* **WHAT THE TASK ASKS**: Can you write out the whole listing exactly?

* **THE INPUT**:
────
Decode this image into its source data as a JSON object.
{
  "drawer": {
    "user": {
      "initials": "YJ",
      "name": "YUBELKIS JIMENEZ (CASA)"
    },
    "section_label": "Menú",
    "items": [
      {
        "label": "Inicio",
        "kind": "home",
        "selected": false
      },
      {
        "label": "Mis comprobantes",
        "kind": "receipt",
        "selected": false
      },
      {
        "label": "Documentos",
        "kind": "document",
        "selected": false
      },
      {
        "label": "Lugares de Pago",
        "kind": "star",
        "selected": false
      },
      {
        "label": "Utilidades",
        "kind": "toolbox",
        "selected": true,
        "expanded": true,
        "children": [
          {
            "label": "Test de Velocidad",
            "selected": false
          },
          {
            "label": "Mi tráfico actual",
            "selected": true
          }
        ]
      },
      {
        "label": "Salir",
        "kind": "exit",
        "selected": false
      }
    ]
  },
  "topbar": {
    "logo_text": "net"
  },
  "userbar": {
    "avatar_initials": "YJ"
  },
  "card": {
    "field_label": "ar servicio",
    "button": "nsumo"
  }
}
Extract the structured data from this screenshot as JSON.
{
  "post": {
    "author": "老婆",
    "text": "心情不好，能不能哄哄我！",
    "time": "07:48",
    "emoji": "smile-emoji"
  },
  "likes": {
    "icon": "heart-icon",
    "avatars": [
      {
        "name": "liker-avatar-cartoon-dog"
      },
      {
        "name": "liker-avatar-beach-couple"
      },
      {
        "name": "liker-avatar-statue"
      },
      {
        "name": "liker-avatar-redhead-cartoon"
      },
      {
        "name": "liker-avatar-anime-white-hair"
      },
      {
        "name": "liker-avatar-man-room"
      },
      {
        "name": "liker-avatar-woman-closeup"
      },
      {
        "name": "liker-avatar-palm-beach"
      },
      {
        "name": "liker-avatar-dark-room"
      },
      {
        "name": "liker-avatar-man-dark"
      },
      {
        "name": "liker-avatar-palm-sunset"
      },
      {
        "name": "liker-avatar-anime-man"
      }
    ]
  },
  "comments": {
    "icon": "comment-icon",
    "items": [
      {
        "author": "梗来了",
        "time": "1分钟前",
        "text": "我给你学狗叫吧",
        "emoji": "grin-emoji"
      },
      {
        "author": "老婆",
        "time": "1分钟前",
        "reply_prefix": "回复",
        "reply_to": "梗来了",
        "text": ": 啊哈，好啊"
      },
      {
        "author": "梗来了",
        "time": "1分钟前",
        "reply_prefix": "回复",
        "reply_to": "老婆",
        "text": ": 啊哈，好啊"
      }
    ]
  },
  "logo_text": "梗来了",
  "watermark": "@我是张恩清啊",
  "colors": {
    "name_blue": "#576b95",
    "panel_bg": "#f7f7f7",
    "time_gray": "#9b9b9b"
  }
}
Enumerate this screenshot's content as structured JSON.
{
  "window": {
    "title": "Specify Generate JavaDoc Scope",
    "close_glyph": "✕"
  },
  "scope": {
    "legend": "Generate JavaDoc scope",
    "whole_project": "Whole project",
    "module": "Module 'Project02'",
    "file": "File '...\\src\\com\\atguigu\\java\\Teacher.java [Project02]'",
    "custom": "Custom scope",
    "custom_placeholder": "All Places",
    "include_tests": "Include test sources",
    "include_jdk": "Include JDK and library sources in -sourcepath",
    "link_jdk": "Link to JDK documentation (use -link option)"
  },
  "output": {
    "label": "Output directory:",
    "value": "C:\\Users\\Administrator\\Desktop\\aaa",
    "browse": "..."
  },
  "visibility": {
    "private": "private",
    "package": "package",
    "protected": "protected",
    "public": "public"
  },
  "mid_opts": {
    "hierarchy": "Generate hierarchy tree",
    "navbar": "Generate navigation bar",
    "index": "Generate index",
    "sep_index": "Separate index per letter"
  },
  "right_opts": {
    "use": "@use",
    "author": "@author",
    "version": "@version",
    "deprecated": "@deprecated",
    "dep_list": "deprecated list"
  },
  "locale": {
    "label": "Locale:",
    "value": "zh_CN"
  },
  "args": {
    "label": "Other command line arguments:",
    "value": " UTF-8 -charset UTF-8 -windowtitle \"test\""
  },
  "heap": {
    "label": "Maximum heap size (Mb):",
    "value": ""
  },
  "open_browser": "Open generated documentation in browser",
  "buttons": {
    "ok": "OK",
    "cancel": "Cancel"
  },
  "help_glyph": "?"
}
────
* **TASK RESPONSE**:
Decode this image into its source data as a JSON object.
{
  "drawer": {
    "user": {
      "initials": "YJ",
      "name": "YUBELKIS JIMENEZ (CASA)"
    },
    "section_label": "Menú",
    "items": [
      {
        "label": "Inicio",
        "kind": "home",
        "selected": false
      },
      {
        "label": "Mis comprobantes",
        "kind": "receipt",
        "selected": false
      },
      {
        "label": "Documentos",
        "kind": "document",
        "selected": false
      },
      {
        "label": "Lugares de Pago",
        "kind": "star",
        "selected": false
      },
      {
        "label": "Utilidades",
        "kind": "toolbox",
        "selected": true,
        "expanded": true,
        "children": [
          {
            "label": "Test de Velocidad",
            "selected": false
          },
          {
            "label": "Mi tráfico actual",
            "selected": true
          }
        ]
      },
      {
        "label": "Salir",
        "kind": "exit",
        "selected": false
      }
    ]
  },
  "topbar": {
    "logo_text": "net"
  },
  "userbar": {
    "avatar_initials": "YJ"
  },
  "card": {
    "field_label": "ar servicio",
    "button": "nsumo"
  }
}
Extract the structured data from this screenshot as JSON.
{
  "post": {
    "author": "老婆",
    "text": "心情不好，能不能哄哄我！",
    "time": "07:48",
    "emoji": "smile-emoji"
  },
  "likes": {
    "icon": "heart-icon",
    "avatars": [
      {
        "name": "liker-avatar-cartoon-dog"
      },
      {
        "name": "liker-avatar-beach-couple"
      },
      {
        "name": "liker-avatar-statue"
      },
      {
        "name": "liker-avatar-redhead-cartoon"
      },
      {
        "name": "liker-avatar-anime-white-hair"
      },
      {
        "name": "liker-avatar-man-room"
      },
      {
        "name": "liker-avatar-woman-closeup"
      },
      {
        "name": "liker-avatar-palm-beach"
      },
      {
        "name": "liker-avatar-dark-room"
      },
      {
        "name": "liker-avatar-man-dark"
      },
      {
        "name": "liker-avatar-palm-sunset"
      },
      {
        "name": "liker-avatar-anime-man"
      }
    ]
  },
  "comments": {
    "icon": "comment-icon",
    "items": [
      {
        "author": "梗来了",
        "time": "1分钟前",
        "text": "我给你学狗叫吧",
        "emoji": "grin-emoji"
      },
      {
        "author": "老婆",
        "time": "1分钟前",
        "reply_prefix": "回复",
        "reply_to": "梗来了",
        "text": ": 啊哈，好啊"
      },
      {
        "author": "梗来了",
        "time": "1分钟前",
        "reply_prefix": "回复",
        "reply_to": "老婆",
        "text": ": 啊哈，好啊"
      }
    ]
  },
  "logo_text": "梗来了",
  "watermark": "@我是张恩清啊",
  "colors": {
    "name_blue": "#576b95",
    "panel_bg": "#f7f7f7",
    "time_gray": "#9b9b9b"
  }
}
Enumerate this screenshot's content as structured JSON.
{
  "window": {
    "title": "Specify Generate JavaDoc Scope",
    "close_glyph": "✕"
  },
  "scope": {
    "legend": "Generate JavaDoc scope",
    "whole_project": "Whole project",
    "module": "Module 'Project02'",
    "file": "File '...\\src\\com\\atguigu\\java\\Teacher.java [Project02]'",
    "custom": "Custom scope",
    "custom_placeholder": "All Places",
    "include_tests": "Include test sources",
    "include_jdk": "Include JDK and library sources in -sourcepath",
    "link_jdk": "Link to JDK documentation (use -link option)"
  },
  "output": {
    "label": "Output directory:",
    "value": "C:\\Users\\Administrator\\Desktop\\aaa",
    "browse": "..."
  },
  "visibility": {
    "private": "private",
    "package": "package",
    "protected": "protected",
    "public": "public"
  },
  "mid_opts": {
    "hierarchy": "Generate hierarchy tree",
    "navbar": "Generate navigation bar",
    "index": "Generate index",
    "sep_index": "Separate index per letter"
  },
  "right_opts": {
    "use": "@use",
    "author": "@author",
    "version": "@version",
    "deprecated": "@deprecated",
    "dep_list": "deprecated list"
  },
  "locale": {
    "label": "Locale:",
    "value": "zh_CN"
  },
  "args": {
    "label": "Other command line arguments:",
    "value": " UTF-8 -charset UTF-8 -windowtitle \"test\""
  },
  "heap": {
    "label": "Maximum heap size (Mb):",
    "value": ""
  },
  "open_browser": "Open generated documentation in browser",
  "buttons": {
    "ok": "OK",
    "cancel": "Cancel"
  },
  "help_glyph": "?"
}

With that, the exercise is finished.